[Dataset entries]

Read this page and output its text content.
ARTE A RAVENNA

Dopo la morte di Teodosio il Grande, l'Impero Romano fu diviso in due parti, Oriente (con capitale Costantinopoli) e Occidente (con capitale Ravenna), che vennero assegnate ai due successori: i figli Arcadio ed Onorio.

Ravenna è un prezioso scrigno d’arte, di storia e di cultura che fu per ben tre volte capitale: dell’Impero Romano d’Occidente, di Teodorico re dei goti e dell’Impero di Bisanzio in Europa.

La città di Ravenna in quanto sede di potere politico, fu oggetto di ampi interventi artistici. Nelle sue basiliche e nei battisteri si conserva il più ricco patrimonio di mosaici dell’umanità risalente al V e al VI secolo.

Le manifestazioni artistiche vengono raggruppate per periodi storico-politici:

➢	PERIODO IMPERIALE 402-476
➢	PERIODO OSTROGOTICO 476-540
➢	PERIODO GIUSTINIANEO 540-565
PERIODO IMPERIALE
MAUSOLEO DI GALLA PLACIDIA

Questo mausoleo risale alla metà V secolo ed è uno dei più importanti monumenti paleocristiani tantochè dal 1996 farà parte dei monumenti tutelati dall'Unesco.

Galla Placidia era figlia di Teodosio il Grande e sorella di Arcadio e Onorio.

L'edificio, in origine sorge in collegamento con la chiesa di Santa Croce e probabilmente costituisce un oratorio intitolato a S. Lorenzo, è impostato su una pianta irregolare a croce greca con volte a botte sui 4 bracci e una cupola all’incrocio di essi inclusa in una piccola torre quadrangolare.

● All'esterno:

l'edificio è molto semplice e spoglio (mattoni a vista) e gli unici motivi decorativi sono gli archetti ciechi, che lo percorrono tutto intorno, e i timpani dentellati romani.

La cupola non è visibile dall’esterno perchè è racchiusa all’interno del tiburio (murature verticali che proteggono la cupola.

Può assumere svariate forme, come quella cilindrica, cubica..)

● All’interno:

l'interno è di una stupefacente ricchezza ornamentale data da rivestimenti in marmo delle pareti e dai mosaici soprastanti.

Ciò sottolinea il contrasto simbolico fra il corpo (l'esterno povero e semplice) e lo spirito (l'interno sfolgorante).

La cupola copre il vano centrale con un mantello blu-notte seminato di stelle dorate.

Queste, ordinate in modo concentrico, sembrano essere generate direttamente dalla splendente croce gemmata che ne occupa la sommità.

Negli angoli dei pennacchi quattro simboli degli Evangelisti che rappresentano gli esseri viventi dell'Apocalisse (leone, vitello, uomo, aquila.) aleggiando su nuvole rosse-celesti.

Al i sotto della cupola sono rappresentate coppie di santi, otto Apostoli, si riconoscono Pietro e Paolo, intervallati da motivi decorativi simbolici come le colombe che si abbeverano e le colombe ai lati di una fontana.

* * *

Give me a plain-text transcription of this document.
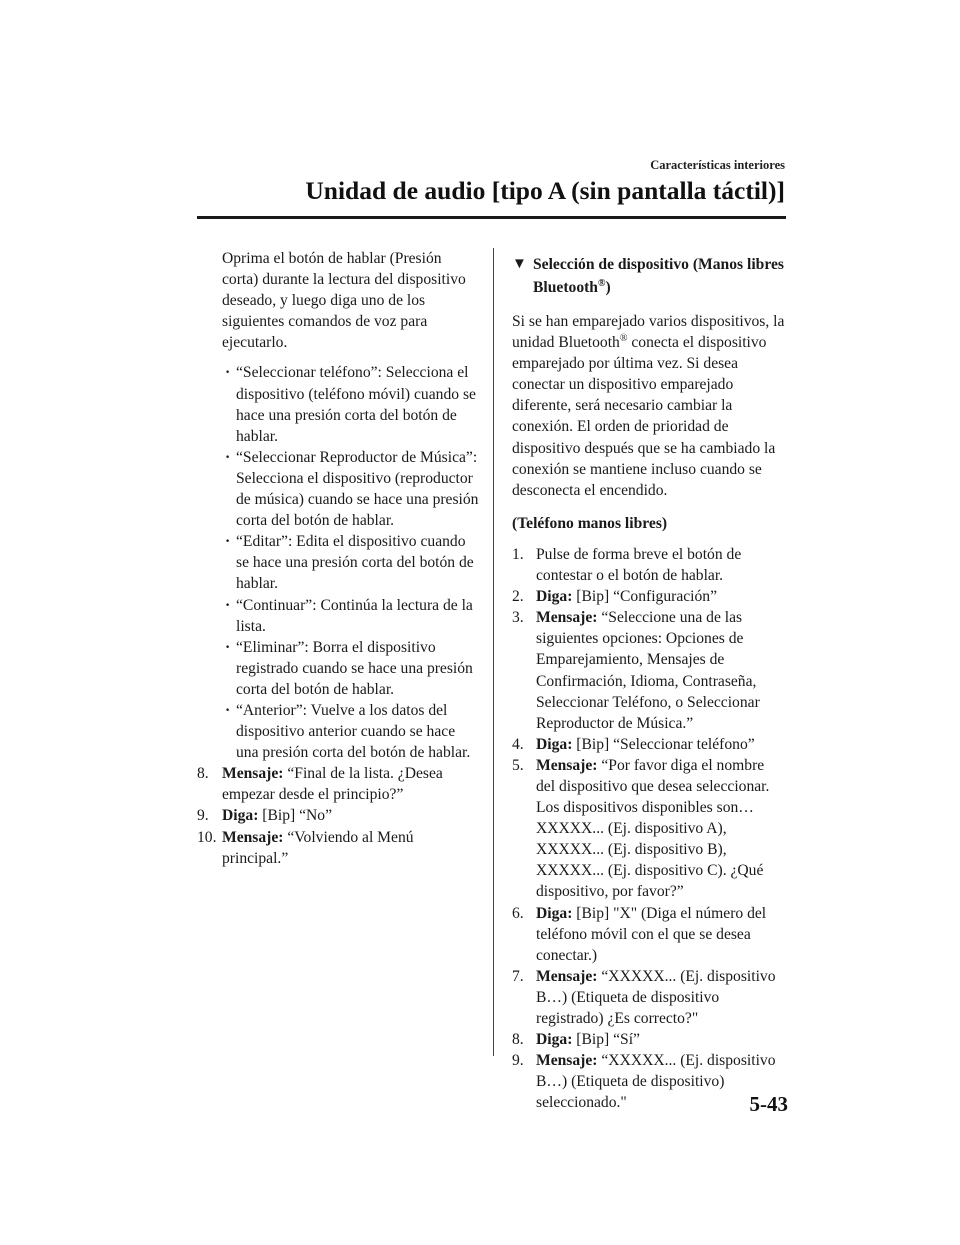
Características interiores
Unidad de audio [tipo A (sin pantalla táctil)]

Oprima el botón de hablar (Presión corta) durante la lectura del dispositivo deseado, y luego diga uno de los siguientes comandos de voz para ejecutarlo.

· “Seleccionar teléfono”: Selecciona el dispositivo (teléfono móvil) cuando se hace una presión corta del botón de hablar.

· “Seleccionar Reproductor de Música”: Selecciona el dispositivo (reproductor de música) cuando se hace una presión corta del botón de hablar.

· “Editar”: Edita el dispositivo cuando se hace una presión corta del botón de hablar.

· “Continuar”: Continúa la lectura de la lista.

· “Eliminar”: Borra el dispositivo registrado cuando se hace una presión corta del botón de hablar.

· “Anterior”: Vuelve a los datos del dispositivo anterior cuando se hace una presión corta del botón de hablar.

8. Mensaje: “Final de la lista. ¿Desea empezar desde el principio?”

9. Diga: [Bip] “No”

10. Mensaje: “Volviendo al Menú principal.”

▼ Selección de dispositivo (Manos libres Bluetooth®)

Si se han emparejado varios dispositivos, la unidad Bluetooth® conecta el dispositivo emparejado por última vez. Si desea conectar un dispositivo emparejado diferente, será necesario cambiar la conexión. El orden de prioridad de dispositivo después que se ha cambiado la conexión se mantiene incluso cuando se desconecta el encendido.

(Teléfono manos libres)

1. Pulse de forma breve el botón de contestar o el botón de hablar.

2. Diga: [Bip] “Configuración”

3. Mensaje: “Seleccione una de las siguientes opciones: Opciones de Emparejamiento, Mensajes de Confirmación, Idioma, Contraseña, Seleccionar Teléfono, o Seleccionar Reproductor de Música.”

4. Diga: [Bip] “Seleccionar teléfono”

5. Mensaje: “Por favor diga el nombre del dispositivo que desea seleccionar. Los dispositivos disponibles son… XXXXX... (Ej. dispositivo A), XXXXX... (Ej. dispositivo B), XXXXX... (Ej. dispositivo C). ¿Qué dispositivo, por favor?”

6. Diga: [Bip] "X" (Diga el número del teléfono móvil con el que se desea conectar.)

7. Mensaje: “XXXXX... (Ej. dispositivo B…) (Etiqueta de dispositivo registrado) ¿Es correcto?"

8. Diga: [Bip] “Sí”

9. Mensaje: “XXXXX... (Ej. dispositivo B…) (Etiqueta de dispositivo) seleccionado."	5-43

...

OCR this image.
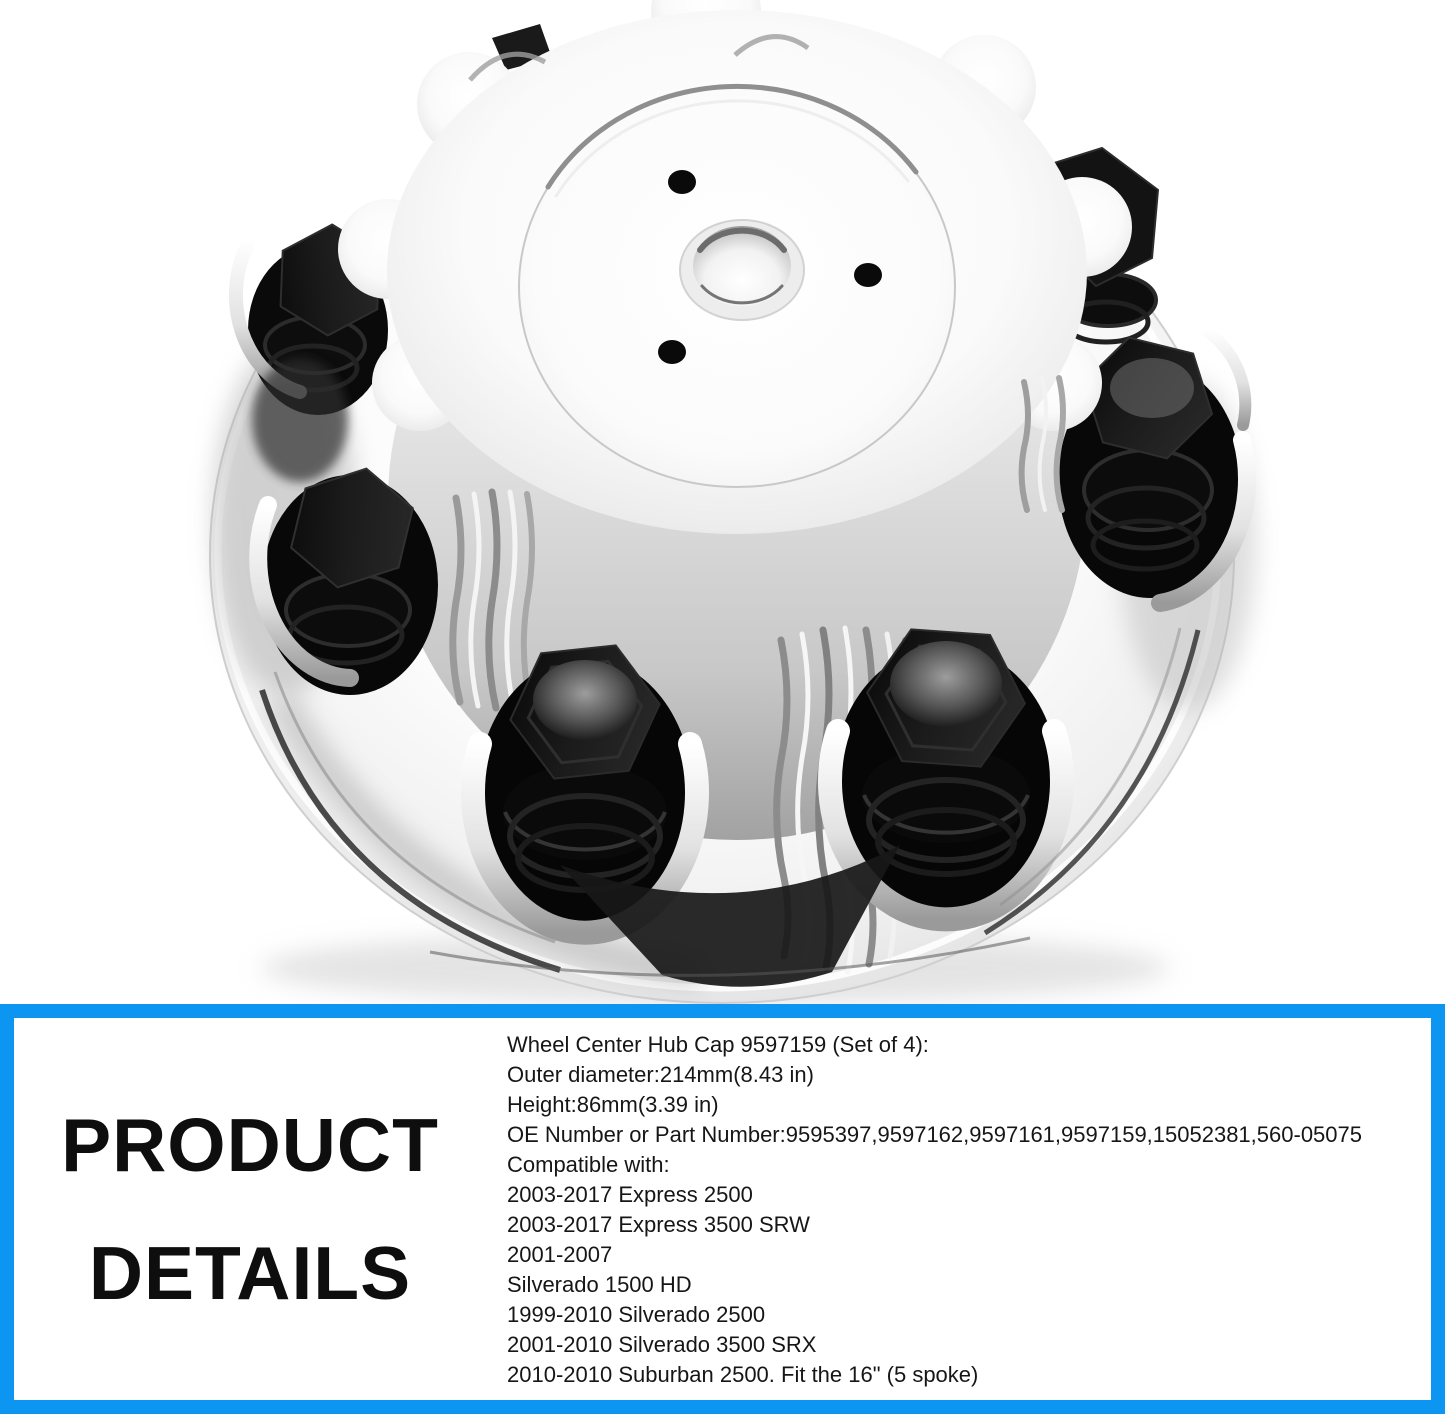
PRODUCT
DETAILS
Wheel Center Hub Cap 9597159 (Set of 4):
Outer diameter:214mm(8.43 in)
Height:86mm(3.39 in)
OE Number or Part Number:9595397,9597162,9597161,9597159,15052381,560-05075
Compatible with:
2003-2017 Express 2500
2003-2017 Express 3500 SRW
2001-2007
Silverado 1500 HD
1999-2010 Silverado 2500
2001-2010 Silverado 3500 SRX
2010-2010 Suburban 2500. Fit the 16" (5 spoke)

**THE REQUEST:**
Keep only those lines of the records that hold "móvil", and return them.

**ANSWER TO THE EXERCISE:**
· “Seleccionar teléfono”: Selecciona el dispositivo (teléfono móvil) cuando se hace una presión corta del botón de hablar.
6. Diga: [Bip] "X" (Diga el número del teléfono móvil con el que se desea conectar.)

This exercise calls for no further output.